Given task.
Output all lines exactly.

Records contained in a dataset:
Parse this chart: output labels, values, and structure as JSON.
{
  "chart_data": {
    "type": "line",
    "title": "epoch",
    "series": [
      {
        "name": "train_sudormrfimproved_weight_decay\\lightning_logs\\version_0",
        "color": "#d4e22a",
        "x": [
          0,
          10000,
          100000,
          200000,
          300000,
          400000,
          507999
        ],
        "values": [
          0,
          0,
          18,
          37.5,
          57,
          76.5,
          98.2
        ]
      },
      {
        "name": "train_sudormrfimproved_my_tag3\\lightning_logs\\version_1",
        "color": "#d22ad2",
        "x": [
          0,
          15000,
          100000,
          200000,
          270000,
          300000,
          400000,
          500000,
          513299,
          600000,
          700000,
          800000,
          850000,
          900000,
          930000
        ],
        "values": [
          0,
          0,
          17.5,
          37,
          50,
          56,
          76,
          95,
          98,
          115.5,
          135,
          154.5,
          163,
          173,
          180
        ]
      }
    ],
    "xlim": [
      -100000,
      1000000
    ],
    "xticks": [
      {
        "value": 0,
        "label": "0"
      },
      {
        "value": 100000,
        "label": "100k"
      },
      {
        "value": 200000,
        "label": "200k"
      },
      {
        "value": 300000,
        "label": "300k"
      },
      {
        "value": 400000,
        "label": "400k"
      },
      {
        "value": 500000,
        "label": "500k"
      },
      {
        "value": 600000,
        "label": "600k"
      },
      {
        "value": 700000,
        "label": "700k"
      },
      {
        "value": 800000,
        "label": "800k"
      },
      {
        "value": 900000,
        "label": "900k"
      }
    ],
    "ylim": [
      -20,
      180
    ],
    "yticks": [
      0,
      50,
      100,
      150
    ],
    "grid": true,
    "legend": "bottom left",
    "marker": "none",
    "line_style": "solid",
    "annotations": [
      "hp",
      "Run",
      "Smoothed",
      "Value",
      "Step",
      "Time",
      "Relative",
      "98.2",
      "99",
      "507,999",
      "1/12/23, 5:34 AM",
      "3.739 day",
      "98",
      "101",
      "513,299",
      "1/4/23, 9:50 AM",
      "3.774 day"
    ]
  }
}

Written reply.
Parse this chart: output labels, values, and structure as JSON.
{
  "chart_data": {
    "type": "line",
    "title": "epoch",
    "series": [
      {
        "name": "train_sudormrfimproved_weight_decay\\lightning_logs\\version_0",
        "color": "#d4e22a",
        "x": [
          0,
          10000,
          100000,
          200000,
          300000,
          400000,
          507999
        ],
        "values": [
          0,
          0,
          18,
          37.5,
          57,
          76.5,
          98.2
        ]
      },
      {
        "name": "train_sudormrfimproved_my_tag3\\lightning_logs\\version_1",
        "color": "#d22ad2",
        "x": [
          0,
          15000,
          100000,
          200000,
          270000,
          300000,
          400000,
          500000,
          513299,
          600000,
          700000,
          800000,
          850000,
          900000,
          930000
        ],
        "values": [
          0,
          0,
          17.5,
          37,
          50,
          56,
          76,
          95,
          98,
          115.5,
          135,
          154.5,
          163,
          173,
          180
        ]
      }
    ],
    "xlim": [
      -100000,
      1000000
    ],
    "xticks": [
      {
        "value": 0,
        "label": "0"
      },
      {
        "value": 100000,
        "label": "100k"
      },
      {
        "value": 200000,
        "label": "200k"
      },
      {
        "value": 300000,
        "label": "300k"
      },
      {
        "value": 400000,
        "label": "400k"
      },
      {
        "value": 500000,
        "label": "500k"
      },
      {
        "value": 600000,
        "label": "600k"
      },
      {
        "value": 700000,
        "label": "700k"
      },
      {
        "value": 800000,
        "label": "800k"
      },
      {
        "value": 900000,
        "label": "900k"
      }
    ],
    "ylim": [
      -20,
      180
    ],
    "yticks": [
      0,
      50,
      100,
      150
    ],
    "grid": true,
    "legend": "bottom left",
    "marker": "none",
    "line_style": "solid",
    "annotations": [
      "hp",
      "Run",
      "Smoothed",
      "Value",
      "Step",
      "Time",
      "Relative",
      "98.2",
      "99",
      "507,999",
      "1/12/23, 5:34 AM",
      "3.739 day",
      "98",
      "101",
      "513,299",
      "1/4/23, 9:50 AM",
      "3.774 day"
    ]
  }
}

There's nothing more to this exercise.